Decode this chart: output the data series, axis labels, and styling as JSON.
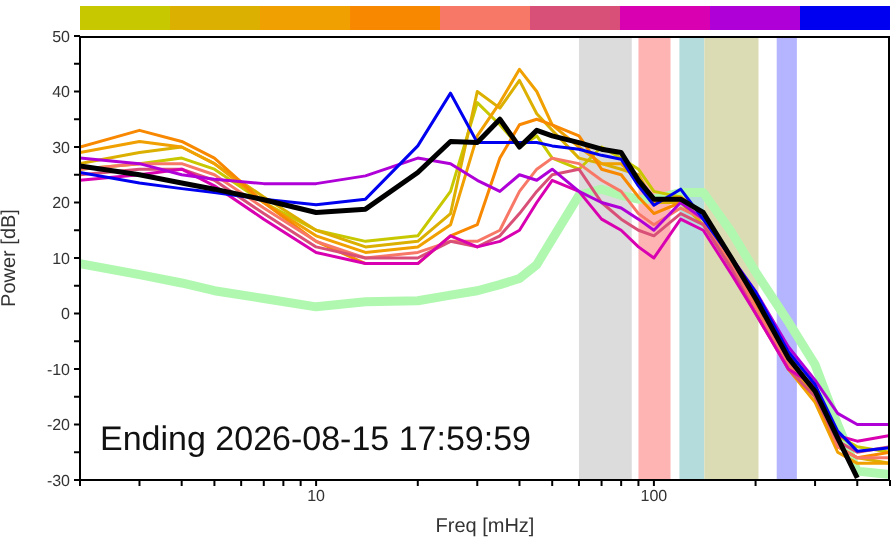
{
  "chart_data": {
    "type": "line",
    "xlabel": "Freq [mHz]",
    "ylabel": "Power [dB]",
    "annotations": [
      "Ending 2026-08-15 17:59:59"
    ],
    "log": "x",
    "marker": "none",
    "line_style": "solid",
    "xlim": [
      2,
      500
    ],
    "ylim": [
      -30,
      50
    ],
    "xticks": [
      {
        "value": 2,
        "label": null
      },
      {
        "value": 3,
        "label": null
      },
      {
        "value": 4,
        "label": null
      },
      {
        "value": 5,
        "label": null
      },
      {
        "value": 6,
        "label": null
      },
      {
        "value": 7,
        "label": null
      },
      {
        "value": 8,
        "label": null
      },
      {
        "value": 9,
        "label": null
      },
      10,
      {
        "value": 20,
        "label": null
      },
      {
        "value": 30,
        "label": null
      },
      {
        "value": 40,
        "label": null
      },
      {
        "value": 50,
        "label": null
      },
      {
        "value": 60,
        "label": null
      },
      {
        "value": 70,
        "label": null
      },
      {
        "value": 80,
        "label": null
      },
      {
        "value": 90,
        "label": null
      },
      100,
      {
        "value": 200,
        "label": null
      },
      {
        "value": 300,
        "label": null
      },
      {
        "value": 400,
        "label": null
      },
      {
        "value": 500,
        "label": null
      }
    ],
    "yticks": [
      -30,
      {
        "value": -25,
        "label": null
      },
      -20,
      {
        "value": -15,
        "label": null
      },
      -10,
      {
        "value": -5,
        "label": null
      },
      0,
      {
        "value": 5,
        "label": null
      },
      10,
      {
        "value": 15,
        "label": null
      },
      20,
      {
        "value": 25,
        "label": null
      },
      30,
      {
        "value": 35,
        "label": null
      },
      40,
      {
        "value": 45,
        "label": null
      },
      50
    ],
    "bands": [
      {
        "axis": "x",
        "from": 60,
        "to": 86,
        "color": "#dcdcdc"
      },
      {
        "axis": "x",
        "from": 90,
        "to": 112,
        "color": "#ffb4b4"
      },
      {
        "axis": "x",
        "from": 119,
        "to": 141,
        "color": "#b4dcdc"
      },
      {
        "axis": "x",
        "from": 141,
        "to": 204,
        "color": "#dcdcb4"
      },
      {
        "axis": "x",
        "from": 231,
        "to": 265,
        "color": "#b4b4ff"
      }
    ],
    "x": [
      2,
      3,
      4,
      5,
      7,
      10,
      14,
      20,
      25,
      30,
      35,
      40,
      45,
      50,
      60,
      70,
      80,
      90,
      100,
      120,
      140,
      170,
      200,
      250,
      300,
      350,
      400,
      500
    ],
    "series": [
      {
        "color": "#b0f8b0",
        "values": [
          9,
          7,
          5.5,
          4.1,
          2.7,
          1.2,
          2.1,
          2.3,
          3.3,
          4.1,
          5.2,
          6.3,
          8.8,
          13.4,
          21.3,
          22.4,
          21.3,
          20.6,
          20.6,
          21.8,
          21.8,
          14.6,
          7.5,
          -1.5,
          -9.2,
          -20,
          -28.4,
          -29
        ]
      },
      {
        "color": "#c8c800",
        "values": [
          26,
          27,
          28,
          26,
          20,
          15,
          13,
          14,
          22,
          38,
          34,
          30,
          32,
          28,
          26,
          30,
          28,
          26,
          22,
          21,
          18,
          10,
          3,
          -8,
          -14,
          -22,
          -24,
          -25
        ]
      },
      {
        "color": "#dcb000",
        "values": [
          27,
          29,
          30,
          27,
          21,
          15,
          12,
          13,
          18,
          40,
          37,
          42,
          36,
          33,
          28,
          27,
          26,
          25,
          20,
          20,
          16,
          9,
          2,
          -9,
          -15,
          -24,
          -26,
          -27
        ]
      },
      {
        "color": "#f0a000",
        "values": [
          29,
          31,
          30,
          27,
          20,
          14,
          11,
          12,
          16,
          32,
          38,
          44,
          40,
          34,
          30,
          27,
          27,
          24,
          20,
          21,
          18,
          10,
          2,
          -10,
          -16,
          -25,
          -27,
          -27
        ]
      },
      {
        "color": "#f88800",
        "values": [
          30,
          33,
          31,
          28,
          20,
          13,
          9,
          9,
          14,
          16,
          28,
          34,
          35,
          34,
          32,
          26,
          25,
          21,
          18,
          20,
          17,
          9,
          1,
          -10,
          -15,
          -24,
          -26,
          -25
        ]
      },
      {
        "color": "#f87868",
        "values": [
          26,
          27,
          27,
          25,
          19,
          13,
          10,
          11,
          13,
          13,
          15,
          22,
          26,
          28,
          27,
          24,
          22,
          18,
          16,
          19,
          17,
          9,
          1,
          -9,
          -14,
          -24,
          -26,
          -26
        ]
      },
      {
        "color": "#d85078",
        "values": [
          25,
          26,
          26,
          24,
          18,
          12,
          10,
          10,
          13,
          12,
          14,
          18,
          22,
          25,
          26,
          20,
          17,
          15,
          14,
          18,
          16,
          8,
          0,
          -10,
          -15,
          -23,
          -25,
          -24
        ]
      },
      {
        "color": "#d800b0",
        "values": [
          24,
          25,
          26,
          23,
          17,
          11,
          9,
          9,
          14,
          12,
          13,
          15,
          20,
          24,
          22,
          17,
          15,
          12,
          10,
          17,
          15,
          7,
          0,
          -10,
          -13,
          -22,
          -23,
          -22
        ]
      },
      {
        "color": "#b000d8",
        "values": [
          28,
          27,
          25,
          24.2,
          23.4,
          23.4,
          24.8,
          28,
          27,
          24,
          22,
          25,
          24,
          26,
          22,
          20,
          19,
          17,
          15,
          20,
          17,
          10,
          4,
          -6,
          -12,
          -18,
          -20,
          -20
        ]
      },
      {
        "color": "#0000f0",
        "values": [
          25.4,
          23.5,
          22.5,
          21.8,
          20.6,
          19.6,
          20.6,
          30.2,
          39.7,
          30.8,
          30.8,
          30.8,
          30.8,
          30.2,
          29.6,
          28.5,
          27.8,
          23,
          19.5,
          22.4,
          17,
          9.9,
          3.9,
          -6.9,
          -12.8,
          -21.2,
          -24.8,
          -24.2
        ]
      },
      {
        "color": "#000000",
        "values": [
          26.6,
          25,
          23.5,
          22.4,
          20.5,
          18.2,
          18.8,
          25.4,
          31,
          30.8,
          35,
          30,
          33,
          32,
          30.8,
          29.6,
          29,
          24,
          20.6,
          20.6,
          18.2,
          9.9,
          2.7,
          -8,
          -14,
          -22.4,
          -29.6,
          null
        ]
      }
    ]
  }
}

------

Above are entries; state the number of lines among them that contain "from", and nothing else.

5